Track down the lines that contain "name" and copy them.

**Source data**
───

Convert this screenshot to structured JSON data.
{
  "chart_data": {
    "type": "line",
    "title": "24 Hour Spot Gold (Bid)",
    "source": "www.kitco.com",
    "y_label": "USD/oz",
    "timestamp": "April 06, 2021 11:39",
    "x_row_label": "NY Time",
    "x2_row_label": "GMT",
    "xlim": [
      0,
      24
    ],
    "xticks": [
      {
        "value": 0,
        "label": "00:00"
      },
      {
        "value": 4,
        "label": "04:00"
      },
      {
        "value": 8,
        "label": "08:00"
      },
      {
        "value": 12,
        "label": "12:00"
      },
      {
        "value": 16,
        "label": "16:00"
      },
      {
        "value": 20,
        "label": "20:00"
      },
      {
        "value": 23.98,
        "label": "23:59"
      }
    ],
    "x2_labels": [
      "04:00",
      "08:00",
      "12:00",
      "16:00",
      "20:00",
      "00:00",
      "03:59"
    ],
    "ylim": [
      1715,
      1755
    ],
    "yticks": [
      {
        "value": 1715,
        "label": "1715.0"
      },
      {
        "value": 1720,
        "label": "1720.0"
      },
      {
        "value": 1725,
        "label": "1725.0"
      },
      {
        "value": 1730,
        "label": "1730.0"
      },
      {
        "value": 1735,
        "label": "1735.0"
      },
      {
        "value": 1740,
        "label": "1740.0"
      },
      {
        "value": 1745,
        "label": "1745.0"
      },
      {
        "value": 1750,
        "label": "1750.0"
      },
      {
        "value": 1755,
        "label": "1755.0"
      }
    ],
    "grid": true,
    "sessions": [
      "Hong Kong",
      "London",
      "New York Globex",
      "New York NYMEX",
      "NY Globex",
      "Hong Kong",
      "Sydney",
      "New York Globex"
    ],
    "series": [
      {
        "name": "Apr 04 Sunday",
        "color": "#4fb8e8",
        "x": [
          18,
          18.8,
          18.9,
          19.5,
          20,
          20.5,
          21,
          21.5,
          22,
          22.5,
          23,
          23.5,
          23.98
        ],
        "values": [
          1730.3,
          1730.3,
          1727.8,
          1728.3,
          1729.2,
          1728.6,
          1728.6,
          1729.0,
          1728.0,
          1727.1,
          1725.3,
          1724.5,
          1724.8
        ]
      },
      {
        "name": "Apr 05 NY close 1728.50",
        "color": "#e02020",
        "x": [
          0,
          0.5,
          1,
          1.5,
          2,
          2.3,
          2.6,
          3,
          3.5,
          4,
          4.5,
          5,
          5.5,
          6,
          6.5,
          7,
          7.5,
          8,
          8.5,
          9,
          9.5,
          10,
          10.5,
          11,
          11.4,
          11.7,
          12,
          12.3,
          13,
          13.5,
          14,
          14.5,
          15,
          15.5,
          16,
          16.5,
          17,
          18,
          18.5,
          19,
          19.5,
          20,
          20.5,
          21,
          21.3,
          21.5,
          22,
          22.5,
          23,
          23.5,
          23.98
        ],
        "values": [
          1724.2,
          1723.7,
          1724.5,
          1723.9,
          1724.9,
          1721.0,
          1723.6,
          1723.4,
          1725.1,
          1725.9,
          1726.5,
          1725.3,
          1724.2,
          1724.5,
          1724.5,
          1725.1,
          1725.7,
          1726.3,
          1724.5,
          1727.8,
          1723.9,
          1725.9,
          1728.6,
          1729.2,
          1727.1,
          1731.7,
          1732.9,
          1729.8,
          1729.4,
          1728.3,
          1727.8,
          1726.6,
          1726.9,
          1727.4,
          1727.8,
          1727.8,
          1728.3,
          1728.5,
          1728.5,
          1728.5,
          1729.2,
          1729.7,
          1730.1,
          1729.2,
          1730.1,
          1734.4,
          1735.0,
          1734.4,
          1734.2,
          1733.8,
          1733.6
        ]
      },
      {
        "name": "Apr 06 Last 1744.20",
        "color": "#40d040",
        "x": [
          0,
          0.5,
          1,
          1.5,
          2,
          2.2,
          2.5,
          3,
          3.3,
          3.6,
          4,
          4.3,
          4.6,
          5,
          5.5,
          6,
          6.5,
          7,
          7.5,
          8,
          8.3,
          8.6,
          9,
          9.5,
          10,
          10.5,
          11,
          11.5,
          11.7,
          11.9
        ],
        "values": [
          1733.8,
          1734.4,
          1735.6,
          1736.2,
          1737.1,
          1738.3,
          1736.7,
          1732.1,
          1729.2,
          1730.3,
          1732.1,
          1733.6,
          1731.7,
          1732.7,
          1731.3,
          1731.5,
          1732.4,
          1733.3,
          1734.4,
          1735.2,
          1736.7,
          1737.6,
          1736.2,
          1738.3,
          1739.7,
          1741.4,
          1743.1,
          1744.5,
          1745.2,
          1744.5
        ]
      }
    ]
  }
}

───

**Final result**
        "name": "Apr 04 Sunday",
        "name": "Apr 05 NY close 1728.50",
        "name": "Apr 06 Last 1744.20",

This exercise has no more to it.